Task description: Go through the material and pull out every line with the string "JSON" in it.

Provided information:
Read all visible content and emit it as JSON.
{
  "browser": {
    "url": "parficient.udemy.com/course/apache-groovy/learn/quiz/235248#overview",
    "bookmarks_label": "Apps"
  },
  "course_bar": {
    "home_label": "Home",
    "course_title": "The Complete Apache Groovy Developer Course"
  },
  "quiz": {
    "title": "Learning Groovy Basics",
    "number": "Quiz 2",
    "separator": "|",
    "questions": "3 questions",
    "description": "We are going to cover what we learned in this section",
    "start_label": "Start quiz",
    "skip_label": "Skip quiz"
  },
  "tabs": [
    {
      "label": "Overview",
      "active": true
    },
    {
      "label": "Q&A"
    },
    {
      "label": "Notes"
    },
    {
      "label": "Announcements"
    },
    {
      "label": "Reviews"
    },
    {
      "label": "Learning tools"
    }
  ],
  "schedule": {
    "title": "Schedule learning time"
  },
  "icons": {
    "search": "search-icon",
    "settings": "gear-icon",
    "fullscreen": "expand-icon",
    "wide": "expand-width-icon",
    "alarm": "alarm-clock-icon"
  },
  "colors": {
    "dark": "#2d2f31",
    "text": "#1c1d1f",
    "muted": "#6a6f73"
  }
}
...
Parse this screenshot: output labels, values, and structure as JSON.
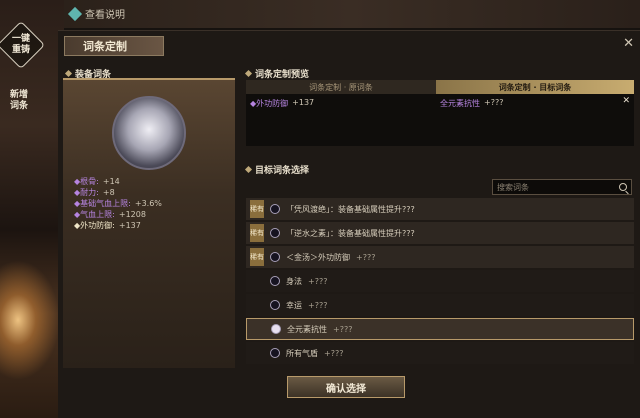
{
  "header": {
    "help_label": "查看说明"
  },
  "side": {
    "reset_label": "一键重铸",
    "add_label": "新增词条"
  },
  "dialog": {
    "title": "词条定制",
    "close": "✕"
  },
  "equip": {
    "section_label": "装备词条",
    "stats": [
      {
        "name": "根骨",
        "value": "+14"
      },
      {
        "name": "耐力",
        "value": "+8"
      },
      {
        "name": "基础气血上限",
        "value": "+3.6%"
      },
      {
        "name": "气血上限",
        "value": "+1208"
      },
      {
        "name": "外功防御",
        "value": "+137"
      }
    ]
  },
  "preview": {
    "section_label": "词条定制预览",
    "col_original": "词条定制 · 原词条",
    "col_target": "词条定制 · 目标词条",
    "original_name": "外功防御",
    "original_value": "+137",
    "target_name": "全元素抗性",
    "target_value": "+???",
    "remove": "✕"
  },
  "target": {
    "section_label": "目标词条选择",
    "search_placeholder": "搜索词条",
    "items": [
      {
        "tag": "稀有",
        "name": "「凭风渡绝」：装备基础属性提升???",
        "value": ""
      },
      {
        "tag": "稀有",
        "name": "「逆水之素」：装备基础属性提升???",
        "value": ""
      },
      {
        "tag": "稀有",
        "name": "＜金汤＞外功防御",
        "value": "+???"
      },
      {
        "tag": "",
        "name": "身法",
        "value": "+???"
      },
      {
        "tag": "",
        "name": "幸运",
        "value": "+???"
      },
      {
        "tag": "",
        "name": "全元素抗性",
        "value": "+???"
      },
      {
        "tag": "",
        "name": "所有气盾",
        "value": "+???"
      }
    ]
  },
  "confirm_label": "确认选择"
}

Correct answer:
Read all visible content and emit it as JSON.
Parse this screenshot: output labels, values, and structure as JSON.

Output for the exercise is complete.